「上村松園生誕140年記念 松園と華麗なる女性画家たち」展 恵比寿 山種美術館
恵比寿
chariot

恵比寿の山種美術館では、「上村松園生誕140年記念 松園と華麗なる女性画家たち」展が
開かれています。
会期は6月21日(日)までです。

松園001


上村松園 (1875-1949)の生誕140年を記念して、山種美術館の所蔵する
上村松園の作品18点をすべて展示するとともに、近代・現代の女性の
日本画家たちの作品を展示する展覧会です。


上村松園 「桜可里」 1926-29年頃 山種美術館
 冨士001
 
肉筆浮世絵風の華やかな絵柄で、着物の作りだす線がリズミカルです。


上村松園 「新蛍」 1927年
 竹006

簾越しの姿を描くという、上村松園得意の技法を見せています。
髪は丸髷、双鳥模様の帯を締め、蛍に趣向を合わせた水流の裾模様で、
団扇で口元を半ば隠して趣を深くしています。

上村松園 「盆踊り」 1934年頃
和002

色紙に描かれた小品で、女の髪型は立兵庫でょうか、帯も細く、
江戸時代初期の風俗です。
与謝蕪村の俳画のような趣きがあります。

上村松園 「砧」 1938年
上006

謡曲の「砧(きぬた)」を題材にしていて、都に上ったまま戻って来ぬ夫を
待ちわびる妻の姿です。
晩秋の風物である、布を叩いて柔らかくする道具の砧が足元に置いてあり、
ともしびが灯っています。
戦国から江戸初期の風俗で、髪は垂髪の先を輪にする玉結び、
小袖は橘の模様ですが、打掛は枯葉を散らし、時の移りを暗示しています。
肖像のような仏像のような気持ちで描いたとのことです。


上村松園 「折鶴」(部分) 1940年頃
k003_201402050620453f4.jpg

無心に折鶴を折っている江戸時代の少女を描いていて、一人は紅葉模様の振袖、
一人は飾り紐の付いた菊の模様の振袖を着ています。
立て膝姿は浮世絵によく見られる形です。

上村松園 「詠哥」 1942年
りん007

菊の模様の着物に鳳凰丸の帯の女性が短冊を手にして、歌を考えているところです。
葵づとつぶ髷という公家の女性の髪形をしています。

上村松園 「牡丹雪」 1944年
松園001

雪の積もった傘を傾けて、二人の町娘が歩いています。
一人は、麻の葉模様の帯を締め、袂で傘の柄をくるむ様にして持ち、前かがみになって
褄を取り、雪道に難渋している風情で、もう一人は御高祖頭巾を被っています。

上村松園 「庭の雪」 1948年
松園002

お染髷に麻の葉模様の帯、背中に襟袈裟という布を掛けた娘が降る雪を眺めています。
手を袖で包み、少し寒そうにしています。

上村松園 「杜鵑を聴く」 1948年
男005

ふと片手を上げ、聞こえてくるホトトギスの声に耳を傾けているところです。
青海波模様の着物姿で、手にした傘が雨上がりの気配を表しています。


上村松園は美人画の名手ですが、作品は美人画の枠を超えた、清らかで凛とした
女性像を描き出しています。
******
課題の条件:
#1 上村松園展の紹介文にある「ふと片手を上げ、聞こえてくるホトトギスの声に耳を傾けているところです。」を英語に訳してください。
#2 上村松園展の紹介文の「菊の模様の着物に鳳凰丸の帯の女性が短冊を手にして、歌を考えているところです。」から「お染髷に麻の葉模様の帯、背中に襟袈裟という布を掛けた娘が降る雪を眺めています。」までを、その語句も含めて書き写し、「麻の葉模様」を「亀甲模様」に入れ替える。
データは上村松園展の紹介文とは関係がない。

入力データ:
******
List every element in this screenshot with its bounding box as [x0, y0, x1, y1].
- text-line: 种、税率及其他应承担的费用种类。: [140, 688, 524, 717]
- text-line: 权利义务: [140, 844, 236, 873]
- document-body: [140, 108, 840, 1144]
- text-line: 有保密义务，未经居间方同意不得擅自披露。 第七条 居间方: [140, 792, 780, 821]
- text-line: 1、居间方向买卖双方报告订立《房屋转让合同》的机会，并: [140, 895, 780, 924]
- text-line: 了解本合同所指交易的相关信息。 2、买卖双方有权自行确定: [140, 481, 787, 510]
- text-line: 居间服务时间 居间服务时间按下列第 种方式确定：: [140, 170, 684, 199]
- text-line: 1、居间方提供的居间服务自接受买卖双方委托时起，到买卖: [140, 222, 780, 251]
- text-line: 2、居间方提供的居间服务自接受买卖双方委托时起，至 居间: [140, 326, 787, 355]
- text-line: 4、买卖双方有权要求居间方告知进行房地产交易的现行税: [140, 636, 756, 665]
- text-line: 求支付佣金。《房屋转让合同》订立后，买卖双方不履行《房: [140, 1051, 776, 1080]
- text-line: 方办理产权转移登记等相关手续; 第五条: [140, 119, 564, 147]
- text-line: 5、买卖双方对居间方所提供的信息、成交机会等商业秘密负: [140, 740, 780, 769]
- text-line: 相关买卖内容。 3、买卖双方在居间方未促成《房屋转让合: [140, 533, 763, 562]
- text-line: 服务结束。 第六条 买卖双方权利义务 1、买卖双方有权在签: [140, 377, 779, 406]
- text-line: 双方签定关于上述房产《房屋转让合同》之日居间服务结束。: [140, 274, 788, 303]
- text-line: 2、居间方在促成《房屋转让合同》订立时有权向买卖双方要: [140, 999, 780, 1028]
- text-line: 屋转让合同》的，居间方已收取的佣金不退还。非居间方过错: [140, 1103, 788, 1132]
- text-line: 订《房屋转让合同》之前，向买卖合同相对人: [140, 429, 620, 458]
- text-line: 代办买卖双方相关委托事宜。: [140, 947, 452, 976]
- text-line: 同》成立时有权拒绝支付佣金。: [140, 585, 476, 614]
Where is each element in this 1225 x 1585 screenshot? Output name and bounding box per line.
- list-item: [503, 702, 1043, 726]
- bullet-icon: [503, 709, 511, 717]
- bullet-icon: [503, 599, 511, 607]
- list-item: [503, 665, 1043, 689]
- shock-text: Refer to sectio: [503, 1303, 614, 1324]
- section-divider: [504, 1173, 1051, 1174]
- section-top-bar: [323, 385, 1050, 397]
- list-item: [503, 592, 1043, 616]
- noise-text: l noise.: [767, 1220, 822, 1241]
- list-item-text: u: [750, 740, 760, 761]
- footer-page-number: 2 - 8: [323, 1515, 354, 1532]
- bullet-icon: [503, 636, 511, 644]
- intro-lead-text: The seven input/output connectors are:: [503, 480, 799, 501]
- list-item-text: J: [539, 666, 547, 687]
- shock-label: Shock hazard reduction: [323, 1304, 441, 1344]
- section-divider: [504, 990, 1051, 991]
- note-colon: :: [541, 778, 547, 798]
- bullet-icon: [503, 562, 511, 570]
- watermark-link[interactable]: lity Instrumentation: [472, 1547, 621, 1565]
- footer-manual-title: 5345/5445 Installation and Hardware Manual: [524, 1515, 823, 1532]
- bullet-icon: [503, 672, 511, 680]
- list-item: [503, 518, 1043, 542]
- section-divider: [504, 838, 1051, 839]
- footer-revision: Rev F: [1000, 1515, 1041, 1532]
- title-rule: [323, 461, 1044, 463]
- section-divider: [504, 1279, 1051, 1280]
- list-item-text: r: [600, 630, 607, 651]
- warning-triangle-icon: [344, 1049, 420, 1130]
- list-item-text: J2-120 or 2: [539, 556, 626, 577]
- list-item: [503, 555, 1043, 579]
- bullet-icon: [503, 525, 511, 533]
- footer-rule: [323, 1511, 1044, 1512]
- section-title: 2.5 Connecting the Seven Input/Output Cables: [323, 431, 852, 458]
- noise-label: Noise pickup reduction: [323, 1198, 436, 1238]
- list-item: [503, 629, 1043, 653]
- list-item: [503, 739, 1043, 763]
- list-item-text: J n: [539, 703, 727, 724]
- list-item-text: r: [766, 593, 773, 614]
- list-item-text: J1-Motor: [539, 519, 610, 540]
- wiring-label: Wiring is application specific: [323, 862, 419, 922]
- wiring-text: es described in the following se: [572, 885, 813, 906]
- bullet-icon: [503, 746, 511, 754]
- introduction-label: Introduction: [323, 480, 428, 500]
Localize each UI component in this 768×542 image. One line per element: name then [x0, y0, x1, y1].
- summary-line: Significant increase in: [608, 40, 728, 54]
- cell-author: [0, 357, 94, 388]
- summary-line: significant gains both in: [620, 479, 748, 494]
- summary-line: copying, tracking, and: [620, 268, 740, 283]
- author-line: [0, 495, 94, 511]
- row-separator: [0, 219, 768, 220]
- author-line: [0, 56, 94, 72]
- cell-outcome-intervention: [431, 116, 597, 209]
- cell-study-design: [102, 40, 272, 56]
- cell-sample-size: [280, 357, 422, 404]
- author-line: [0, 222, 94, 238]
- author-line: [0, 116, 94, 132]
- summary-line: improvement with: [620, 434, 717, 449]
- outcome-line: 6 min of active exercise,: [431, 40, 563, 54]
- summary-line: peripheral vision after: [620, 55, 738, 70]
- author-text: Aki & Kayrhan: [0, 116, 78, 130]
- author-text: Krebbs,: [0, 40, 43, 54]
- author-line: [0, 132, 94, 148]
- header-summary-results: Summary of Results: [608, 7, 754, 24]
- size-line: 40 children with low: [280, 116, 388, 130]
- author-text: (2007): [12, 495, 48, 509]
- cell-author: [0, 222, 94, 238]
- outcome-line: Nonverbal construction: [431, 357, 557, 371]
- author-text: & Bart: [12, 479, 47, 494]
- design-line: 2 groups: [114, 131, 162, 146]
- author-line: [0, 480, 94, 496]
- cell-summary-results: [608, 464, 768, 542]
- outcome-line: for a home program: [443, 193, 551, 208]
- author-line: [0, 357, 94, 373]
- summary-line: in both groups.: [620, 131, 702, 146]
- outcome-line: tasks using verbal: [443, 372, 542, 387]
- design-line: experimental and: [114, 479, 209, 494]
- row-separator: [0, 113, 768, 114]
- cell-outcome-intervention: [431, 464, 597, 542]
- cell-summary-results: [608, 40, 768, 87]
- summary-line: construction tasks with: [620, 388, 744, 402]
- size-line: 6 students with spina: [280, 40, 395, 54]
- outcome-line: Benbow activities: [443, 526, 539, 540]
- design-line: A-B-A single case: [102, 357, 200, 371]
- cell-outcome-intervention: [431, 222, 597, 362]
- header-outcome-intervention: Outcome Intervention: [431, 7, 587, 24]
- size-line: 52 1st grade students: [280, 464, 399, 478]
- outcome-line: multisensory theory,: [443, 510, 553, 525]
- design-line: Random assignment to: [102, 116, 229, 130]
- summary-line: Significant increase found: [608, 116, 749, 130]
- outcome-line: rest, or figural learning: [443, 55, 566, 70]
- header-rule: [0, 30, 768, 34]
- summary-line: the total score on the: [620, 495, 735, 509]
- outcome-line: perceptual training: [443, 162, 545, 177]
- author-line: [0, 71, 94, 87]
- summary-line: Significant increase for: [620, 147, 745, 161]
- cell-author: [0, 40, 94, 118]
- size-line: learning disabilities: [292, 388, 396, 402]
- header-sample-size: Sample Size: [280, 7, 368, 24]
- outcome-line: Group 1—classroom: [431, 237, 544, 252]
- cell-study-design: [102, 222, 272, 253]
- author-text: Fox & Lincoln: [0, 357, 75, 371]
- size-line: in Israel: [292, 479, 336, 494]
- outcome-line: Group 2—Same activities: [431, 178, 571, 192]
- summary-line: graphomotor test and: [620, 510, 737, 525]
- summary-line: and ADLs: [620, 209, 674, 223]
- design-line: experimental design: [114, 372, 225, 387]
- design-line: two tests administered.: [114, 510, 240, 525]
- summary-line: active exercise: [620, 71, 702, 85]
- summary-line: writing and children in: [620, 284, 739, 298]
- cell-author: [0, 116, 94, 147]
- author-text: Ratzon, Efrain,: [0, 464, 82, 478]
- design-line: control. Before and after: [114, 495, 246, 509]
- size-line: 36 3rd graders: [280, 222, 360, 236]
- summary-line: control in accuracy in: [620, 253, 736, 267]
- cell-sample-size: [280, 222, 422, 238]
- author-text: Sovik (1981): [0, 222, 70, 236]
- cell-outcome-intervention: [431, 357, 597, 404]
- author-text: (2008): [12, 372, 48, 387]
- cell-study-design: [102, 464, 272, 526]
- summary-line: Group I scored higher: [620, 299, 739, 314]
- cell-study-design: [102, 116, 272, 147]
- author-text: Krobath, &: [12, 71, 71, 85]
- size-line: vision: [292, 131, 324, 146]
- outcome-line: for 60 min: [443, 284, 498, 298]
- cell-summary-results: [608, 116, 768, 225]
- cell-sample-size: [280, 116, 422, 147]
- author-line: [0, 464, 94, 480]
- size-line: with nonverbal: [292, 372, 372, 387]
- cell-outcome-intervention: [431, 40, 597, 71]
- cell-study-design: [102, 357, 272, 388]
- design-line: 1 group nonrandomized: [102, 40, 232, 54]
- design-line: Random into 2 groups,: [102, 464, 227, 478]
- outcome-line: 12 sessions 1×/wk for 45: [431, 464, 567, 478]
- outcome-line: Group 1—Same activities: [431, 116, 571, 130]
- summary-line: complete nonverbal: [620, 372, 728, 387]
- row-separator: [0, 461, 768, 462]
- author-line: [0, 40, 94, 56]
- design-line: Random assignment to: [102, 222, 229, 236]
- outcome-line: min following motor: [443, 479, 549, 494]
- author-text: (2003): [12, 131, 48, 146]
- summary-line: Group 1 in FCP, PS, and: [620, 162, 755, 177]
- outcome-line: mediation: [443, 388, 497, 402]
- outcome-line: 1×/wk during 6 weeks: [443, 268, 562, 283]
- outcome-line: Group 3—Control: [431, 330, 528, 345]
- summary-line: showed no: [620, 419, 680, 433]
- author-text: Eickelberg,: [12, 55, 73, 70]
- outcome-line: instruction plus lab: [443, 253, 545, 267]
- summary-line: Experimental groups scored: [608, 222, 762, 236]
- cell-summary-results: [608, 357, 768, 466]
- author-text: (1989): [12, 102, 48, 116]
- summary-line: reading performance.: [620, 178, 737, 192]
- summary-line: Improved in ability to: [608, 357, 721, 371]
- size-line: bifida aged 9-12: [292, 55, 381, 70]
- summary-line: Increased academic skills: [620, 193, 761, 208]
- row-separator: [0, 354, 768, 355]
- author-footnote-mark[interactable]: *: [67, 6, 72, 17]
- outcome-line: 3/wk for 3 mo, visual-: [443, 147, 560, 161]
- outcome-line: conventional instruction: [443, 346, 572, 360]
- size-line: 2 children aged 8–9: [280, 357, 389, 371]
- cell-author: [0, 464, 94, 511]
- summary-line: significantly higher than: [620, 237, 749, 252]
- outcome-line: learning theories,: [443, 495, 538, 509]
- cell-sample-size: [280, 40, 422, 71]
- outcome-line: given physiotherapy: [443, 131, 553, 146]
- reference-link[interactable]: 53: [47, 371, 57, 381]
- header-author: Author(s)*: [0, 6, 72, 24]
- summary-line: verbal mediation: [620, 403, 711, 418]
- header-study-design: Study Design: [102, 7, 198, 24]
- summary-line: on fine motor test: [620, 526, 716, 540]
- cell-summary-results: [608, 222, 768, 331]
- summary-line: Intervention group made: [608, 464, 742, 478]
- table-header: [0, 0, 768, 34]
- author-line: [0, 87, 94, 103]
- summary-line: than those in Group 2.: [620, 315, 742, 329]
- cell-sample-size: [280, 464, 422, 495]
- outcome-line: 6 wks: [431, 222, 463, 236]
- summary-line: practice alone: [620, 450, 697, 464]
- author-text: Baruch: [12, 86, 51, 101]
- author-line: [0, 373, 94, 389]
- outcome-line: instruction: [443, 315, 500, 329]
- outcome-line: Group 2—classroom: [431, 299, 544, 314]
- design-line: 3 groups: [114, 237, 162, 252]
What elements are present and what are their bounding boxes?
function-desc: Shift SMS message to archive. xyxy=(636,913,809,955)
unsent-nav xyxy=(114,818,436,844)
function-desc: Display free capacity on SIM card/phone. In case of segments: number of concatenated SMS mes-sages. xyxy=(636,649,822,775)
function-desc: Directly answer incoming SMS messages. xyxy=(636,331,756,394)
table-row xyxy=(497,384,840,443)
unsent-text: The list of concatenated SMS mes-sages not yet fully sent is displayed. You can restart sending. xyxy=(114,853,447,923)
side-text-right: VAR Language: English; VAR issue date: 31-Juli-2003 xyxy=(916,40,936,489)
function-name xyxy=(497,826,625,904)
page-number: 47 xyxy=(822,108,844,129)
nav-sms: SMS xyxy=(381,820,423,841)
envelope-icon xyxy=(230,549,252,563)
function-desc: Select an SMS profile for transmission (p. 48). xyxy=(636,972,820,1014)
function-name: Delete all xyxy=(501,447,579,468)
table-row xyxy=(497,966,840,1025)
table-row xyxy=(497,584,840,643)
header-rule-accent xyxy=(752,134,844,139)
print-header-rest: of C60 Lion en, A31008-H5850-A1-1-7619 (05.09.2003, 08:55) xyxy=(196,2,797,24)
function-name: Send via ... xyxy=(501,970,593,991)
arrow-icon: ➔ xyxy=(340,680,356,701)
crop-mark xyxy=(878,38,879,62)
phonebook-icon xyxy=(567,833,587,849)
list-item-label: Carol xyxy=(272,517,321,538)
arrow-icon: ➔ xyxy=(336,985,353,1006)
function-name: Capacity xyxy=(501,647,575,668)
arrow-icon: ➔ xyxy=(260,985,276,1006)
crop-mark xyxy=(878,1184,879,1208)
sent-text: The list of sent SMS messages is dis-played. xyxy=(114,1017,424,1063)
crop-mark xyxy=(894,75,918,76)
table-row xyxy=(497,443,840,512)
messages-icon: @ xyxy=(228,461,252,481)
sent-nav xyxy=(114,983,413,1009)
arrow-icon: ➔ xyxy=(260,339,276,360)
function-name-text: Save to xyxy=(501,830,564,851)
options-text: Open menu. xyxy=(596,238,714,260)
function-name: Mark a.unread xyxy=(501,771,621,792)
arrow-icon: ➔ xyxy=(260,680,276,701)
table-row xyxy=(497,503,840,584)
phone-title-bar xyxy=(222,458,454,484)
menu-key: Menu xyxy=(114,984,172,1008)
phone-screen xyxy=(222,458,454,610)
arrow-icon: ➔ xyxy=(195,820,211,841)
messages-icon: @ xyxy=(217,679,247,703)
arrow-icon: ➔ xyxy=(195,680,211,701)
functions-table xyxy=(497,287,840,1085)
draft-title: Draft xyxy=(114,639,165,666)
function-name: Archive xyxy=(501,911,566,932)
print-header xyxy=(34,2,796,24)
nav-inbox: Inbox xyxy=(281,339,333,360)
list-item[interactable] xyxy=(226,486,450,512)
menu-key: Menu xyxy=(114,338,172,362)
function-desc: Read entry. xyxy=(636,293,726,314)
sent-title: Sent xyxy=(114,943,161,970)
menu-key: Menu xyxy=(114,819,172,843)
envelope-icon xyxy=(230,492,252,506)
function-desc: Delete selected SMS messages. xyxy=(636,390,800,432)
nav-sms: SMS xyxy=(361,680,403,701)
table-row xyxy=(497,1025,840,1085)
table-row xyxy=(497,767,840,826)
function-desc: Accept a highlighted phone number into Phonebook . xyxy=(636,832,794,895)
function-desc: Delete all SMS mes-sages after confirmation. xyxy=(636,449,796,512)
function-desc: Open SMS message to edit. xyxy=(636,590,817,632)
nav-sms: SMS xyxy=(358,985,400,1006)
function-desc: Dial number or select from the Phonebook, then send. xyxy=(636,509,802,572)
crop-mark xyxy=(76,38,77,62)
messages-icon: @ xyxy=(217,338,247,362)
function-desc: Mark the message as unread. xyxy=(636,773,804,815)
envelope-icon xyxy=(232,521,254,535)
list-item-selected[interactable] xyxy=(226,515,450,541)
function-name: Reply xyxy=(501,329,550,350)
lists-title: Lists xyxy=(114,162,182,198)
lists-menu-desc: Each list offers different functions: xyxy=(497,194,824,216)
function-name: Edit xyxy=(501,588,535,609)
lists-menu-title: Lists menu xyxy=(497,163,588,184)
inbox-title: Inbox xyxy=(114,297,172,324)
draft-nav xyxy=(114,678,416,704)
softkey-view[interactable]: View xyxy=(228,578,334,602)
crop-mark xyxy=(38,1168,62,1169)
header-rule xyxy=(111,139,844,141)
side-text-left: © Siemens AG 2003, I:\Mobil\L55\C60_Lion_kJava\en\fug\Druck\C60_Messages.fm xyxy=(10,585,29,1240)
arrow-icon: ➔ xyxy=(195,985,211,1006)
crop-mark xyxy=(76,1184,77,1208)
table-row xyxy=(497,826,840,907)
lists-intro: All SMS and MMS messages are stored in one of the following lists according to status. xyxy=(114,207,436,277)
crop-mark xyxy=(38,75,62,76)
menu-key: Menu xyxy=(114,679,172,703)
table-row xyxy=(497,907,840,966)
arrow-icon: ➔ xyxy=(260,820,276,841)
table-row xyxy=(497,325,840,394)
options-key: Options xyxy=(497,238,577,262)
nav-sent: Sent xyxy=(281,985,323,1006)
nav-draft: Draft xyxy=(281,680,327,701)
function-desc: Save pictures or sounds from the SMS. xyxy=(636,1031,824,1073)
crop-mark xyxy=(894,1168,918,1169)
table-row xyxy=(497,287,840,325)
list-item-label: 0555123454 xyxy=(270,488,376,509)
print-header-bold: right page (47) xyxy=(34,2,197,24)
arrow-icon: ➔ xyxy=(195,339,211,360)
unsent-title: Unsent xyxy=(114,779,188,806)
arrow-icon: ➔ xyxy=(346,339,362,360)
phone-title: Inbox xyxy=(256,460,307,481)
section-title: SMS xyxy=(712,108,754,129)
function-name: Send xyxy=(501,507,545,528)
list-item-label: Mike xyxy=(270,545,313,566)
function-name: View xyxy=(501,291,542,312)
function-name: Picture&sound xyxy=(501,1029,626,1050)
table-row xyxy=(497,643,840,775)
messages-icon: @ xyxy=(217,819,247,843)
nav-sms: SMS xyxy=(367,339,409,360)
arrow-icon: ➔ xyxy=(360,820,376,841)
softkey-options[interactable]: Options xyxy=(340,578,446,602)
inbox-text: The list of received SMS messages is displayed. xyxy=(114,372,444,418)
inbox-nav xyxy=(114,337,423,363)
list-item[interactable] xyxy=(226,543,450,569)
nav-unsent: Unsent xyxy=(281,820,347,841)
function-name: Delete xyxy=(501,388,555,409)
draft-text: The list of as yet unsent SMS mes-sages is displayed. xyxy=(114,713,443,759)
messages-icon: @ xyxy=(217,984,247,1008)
******
課題の解答:
#1 It shows the moment of suddenly raising one hand and listening to the call of a lesser cuckoo that can be heard.

#2
菊の模様の着物に鳳凰丸の帯の女性が短冊を手にして、歌を考えているところです。
葵づとつぶ髷という公家の女性の髪形をしています。

上村松園 「牡丹雪」 1944年
松園001

雪の積もった傘を傾けて、二人の町娘が歩いています。
一人は、亀甲模様の帯を締め、袂で傘の柄をくるむ様にして持ち、前かがみになって
褄を取り、雪道に難渋している風情で、もう一人は御高祖頭巾を被っています。

上村松園 「庭の雪」 1948年
松園002

お染髷に亀甲模様の帯、背中に襟袈裟という布を掛けた娘が降る雪を眺めています。